Short task: Can you find the lines of the listing that include "name" and copy every one?

Exercise material:

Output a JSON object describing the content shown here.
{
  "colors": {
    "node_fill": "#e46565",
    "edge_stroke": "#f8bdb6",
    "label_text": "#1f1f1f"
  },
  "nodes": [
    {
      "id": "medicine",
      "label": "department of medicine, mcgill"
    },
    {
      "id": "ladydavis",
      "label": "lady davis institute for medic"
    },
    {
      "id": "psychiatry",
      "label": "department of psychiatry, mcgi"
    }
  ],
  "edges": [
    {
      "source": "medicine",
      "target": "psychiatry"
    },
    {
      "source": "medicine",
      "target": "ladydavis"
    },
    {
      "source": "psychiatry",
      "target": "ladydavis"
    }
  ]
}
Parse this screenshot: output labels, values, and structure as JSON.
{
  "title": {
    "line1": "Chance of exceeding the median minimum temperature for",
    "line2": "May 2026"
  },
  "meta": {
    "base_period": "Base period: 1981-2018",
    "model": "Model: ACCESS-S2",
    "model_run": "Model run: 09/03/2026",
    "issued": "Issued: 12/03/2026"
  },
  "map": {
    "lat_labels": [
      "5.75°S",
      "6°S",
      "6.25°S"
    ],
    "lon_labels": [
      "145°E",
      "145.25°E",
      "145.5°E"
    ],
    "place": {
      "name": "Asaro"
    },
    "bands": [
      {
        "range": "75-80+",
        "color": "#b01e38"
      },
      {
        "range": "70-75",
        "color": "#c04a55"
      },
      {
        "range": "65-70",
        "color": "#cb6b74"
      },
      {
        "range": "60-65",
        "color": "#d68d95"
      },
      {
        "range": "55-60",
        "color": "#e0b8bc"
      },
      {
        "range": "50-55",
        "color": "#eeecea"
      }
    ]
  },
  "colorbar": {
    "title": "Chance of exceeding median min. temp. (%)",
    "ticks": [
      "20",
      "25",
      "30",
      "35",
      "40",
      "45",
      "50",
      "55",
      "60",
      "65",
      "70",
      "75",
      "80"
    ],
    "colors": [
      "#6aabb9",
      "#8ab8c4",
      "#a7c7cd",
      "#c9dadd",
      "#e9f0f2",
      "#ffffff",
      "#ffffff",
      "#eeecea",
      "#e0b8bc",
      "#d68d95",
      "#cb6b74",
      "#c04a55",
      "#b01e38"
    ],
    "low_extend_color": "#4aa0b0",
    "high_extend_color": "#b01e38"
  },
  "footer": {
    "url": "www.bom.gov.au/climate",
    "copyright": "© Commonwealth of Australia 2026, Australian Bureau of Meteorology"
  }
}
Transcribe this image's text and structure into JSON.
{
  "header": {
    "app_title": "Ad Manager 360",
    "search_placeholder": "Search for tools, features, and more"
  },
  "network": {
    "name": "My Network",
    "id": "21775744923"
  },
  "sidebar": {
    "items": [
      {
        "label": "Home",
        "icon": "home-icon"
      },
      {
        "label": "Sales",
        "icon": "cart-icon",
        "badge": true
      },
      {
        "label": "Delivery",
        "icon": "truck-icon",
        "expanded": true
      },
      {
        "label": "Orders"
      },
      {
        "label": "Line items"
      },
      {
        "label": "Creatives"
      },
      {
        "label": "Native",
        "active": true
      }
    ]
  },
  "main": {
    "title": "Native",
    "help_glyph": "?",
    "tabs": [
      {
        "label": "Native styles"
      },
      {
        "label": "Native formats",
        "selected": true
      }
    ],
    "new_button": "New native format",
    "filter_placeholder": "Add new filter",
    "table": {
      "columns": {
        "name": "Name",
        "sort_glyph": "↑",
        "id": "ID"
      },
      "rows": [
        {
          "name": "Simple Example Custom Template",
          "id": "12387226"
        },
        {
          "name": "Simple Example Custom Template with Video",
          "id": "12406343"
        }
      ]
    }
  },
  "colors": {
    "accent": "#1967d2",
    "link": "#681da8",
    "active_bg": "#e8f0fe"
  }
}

Solution for this problem:
      "name": "Asaro"
    "name": "My Network",
        "name": "Name",
          "name": "Simple Example Custom Template",
          "name": "Simple Example Custom Template with Video",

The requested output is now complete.